■ **Aim of the exercise**
Set out every line of the material below as a Markdown table with the columns "No." and "Entry", numbering the rows and skipping blank lines. Omit the picture from the table.

■ **Given data**

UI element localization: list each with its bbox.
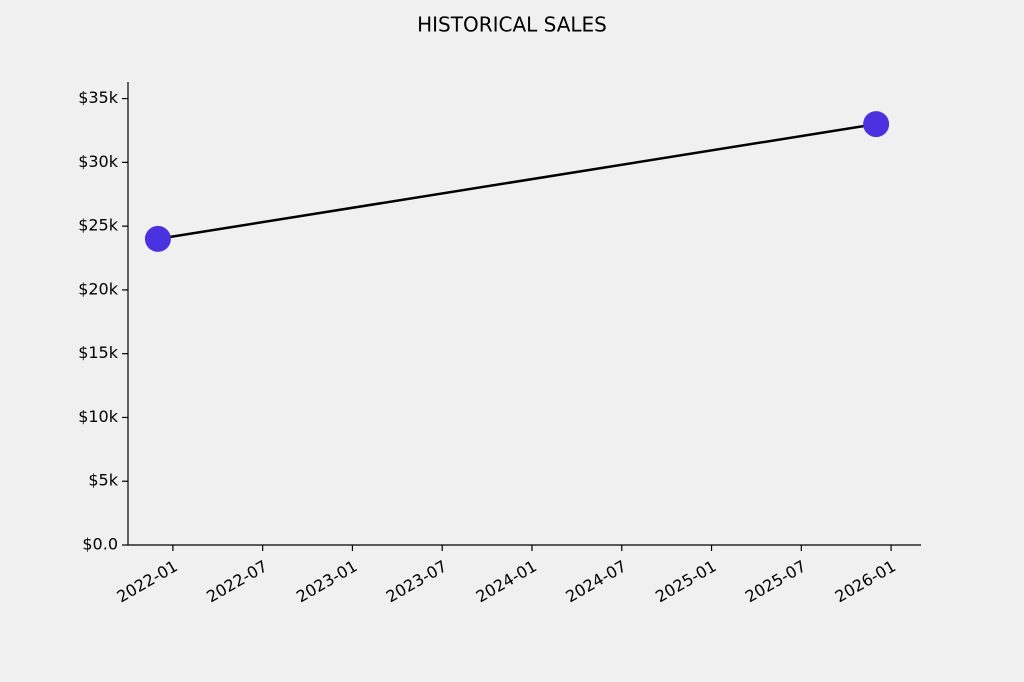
series-line: [157, 122, 877, 241]
data-point: [863, 111, 890, 138]
y-tick-label: $35k: [78, 88, 119, 107]
chart-title: HISTORICAL SALES: [417, 13, 607, 37]
y-tick-label: $10k: [78, 407, 119, 426]
y-tick-label: $5k: [88, 471, 118, 490]
y-tick-label: $25k: [78, 216, 119, 235]
y-tick-label: $30k: [78, 152, 119, 171]
y-tick-label: $15k: [78, 343, 119, 362]
data-point: [144, 225, 171, 252]
y-tick-label: $20k: [78, 279, 119, 298]
y-tick-label: $0.0: [82, 535, 118, 554]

■ **Solution to this task**
| No. | Entry |
|---|---|
| 1 | UI element localization: list each with its bbox. |
| 2 | series-line: [157, 122, 877, 241] |
| 3 | data-point: [863, 111, 890, 138] |
| 4 | y-tick-label: $35k: [78, 88, 119, 107] |
| 5 | chart-title: HISTORICAL SALES: [417, 13, 607, 37] |
| 6 | y-tick-label: $10k: [78, 407, 119, 426] |
| 7 | y-tick-label: $5k: [88, 471, 118, 490] |
| 8 | y-tick-label: $25k: [78, 216, 119, 235] |
| 9 | y-tick-label: $30k: [78, 152, 119, 171] |
| 10 | y-tick-label: $15k: [78, 343, 119, 362] |
| 11 | data-point: [144, 225, 171, 252] |
| 12 | y-tick-label: $20k: [78, 279, 119, 298] |
| 13 | y-tick-label: $0.0: [82, 535, 118, 554] |